* Start Data extract *
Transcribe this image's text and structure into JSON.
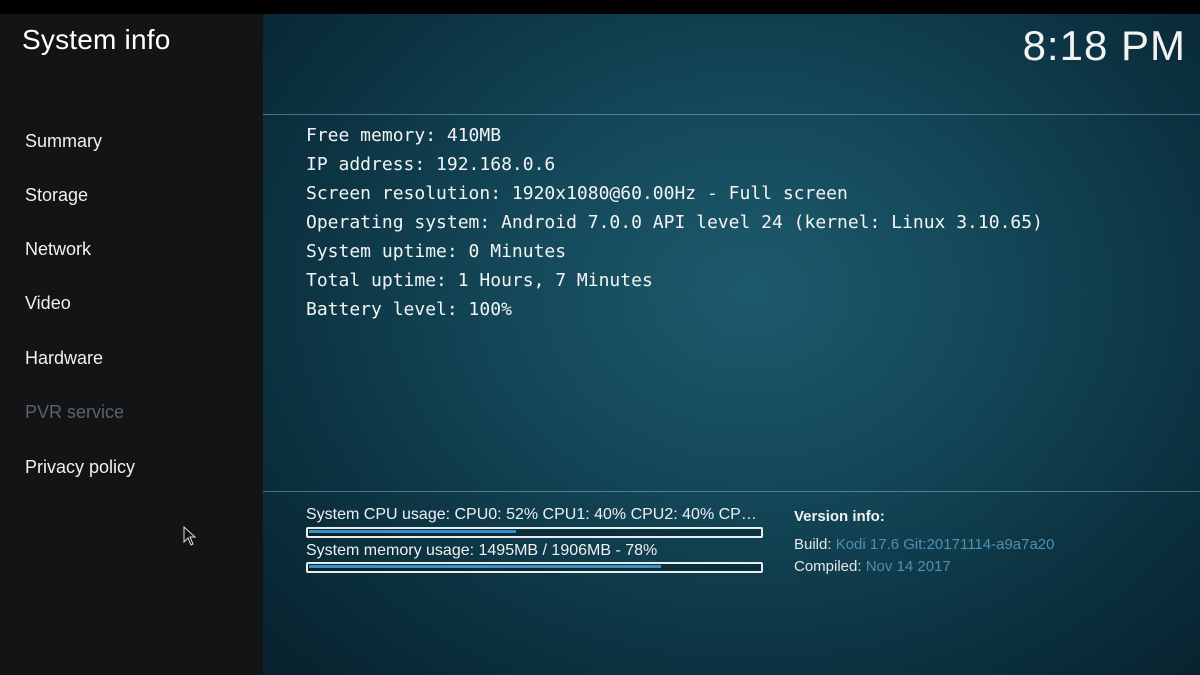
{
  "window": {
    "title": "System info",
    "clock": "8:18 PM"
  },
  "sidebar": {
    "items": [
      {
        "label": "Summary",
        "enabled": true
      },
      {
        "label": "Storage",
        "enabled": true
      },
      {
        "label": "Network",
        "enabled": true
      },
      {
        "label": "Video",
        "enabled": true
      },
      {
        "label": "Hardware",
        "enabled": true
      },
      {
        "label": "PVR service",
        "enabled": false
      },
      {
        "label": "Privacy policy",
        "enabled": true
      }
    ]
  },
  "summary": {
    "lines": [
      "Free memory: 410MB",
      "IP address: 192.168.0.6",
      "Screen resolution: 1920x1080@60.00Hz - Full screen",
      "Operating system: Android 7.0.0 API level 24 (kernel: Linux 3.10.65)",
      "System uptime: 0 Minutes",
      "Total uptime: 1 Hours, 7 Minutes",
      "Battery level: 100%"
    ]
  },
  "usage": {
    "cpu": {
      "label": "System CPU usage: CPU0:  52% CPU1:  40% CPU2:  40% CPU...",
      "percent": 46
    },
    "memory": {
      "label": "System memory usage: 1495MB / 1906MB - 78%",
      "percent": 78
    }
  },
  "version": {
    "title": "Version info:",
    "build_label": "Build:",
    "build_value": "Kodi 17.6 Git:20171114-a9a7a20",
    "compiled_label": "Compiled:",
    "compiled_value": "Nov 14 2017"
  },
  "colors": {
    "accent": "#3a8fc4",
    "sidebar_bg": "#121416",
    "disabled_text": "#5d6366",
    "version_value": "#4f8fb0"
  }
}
* End Data extract *
» **Problem to solve**: Leave the pictures out and copy the rest of the data exactly.

» **Final result**:
Transcribe this image's text and structure into JSON.
{
  "window": {
    "title": "System info",
    "clock": "8:18 PM"
  },
  "sidebar": {
    "items": [
      {
        "label": "Summary",
        "enabled": true
      },
      {
        "label": "Storage",
        "enabled": true
      },
      {
        "label": "Network",
        "enabled": true
      },
      {
        "label": "Video",
        "enabled": true
      },
      {
        "label": "Hardware",
        "enabled": true
      },
      {
        "label": "PVR service",
        "enabled": false
      },
      {
        "label": "Privacy policy",
        "enabled": true
      }
    ]
  },
  "summary": {
    "lines": [
      "Free memory: 410MB",
      "IP address: 192.168.0.6",
      "Screen resolution: 1920x1080@60.00Hz - Full screen",
      "Operating system: Android 7.0.0 API level 24 (kernel: Linux 3.10.65)",
      "System uptime: 0 Minutes",
      "Total uptime: 1 Hours, 7 Minutes",
      "Battery level: 100%"
    ]
  },
  "usage": {
    "cpu": {
      "label": "System CPU usage: CPU0:  52% CPU1:  40% CPU2:  40% CPU...",
      "percent": 46
    },
    "memory": {
      "label": "System memory usage: 1495MB / 1906MB - 78%",
      "percent": 78
    }
  },
  "version": {
    "title": "Version info:",
    "build_label": "Build:",
    "build_value": "Kodi 17.6 Git:20171114-a9a7a20",
    "compiled_label": "Compiled:",
    "compiled_value": "Nov 14 2017"
  },
  "colors": {
    "accent": "#3a8fc4",
    "sidebar_bg": "#121416",
    "disabled_text": "#5d6366",
    "version_value": "#4f8fb0"
  }
}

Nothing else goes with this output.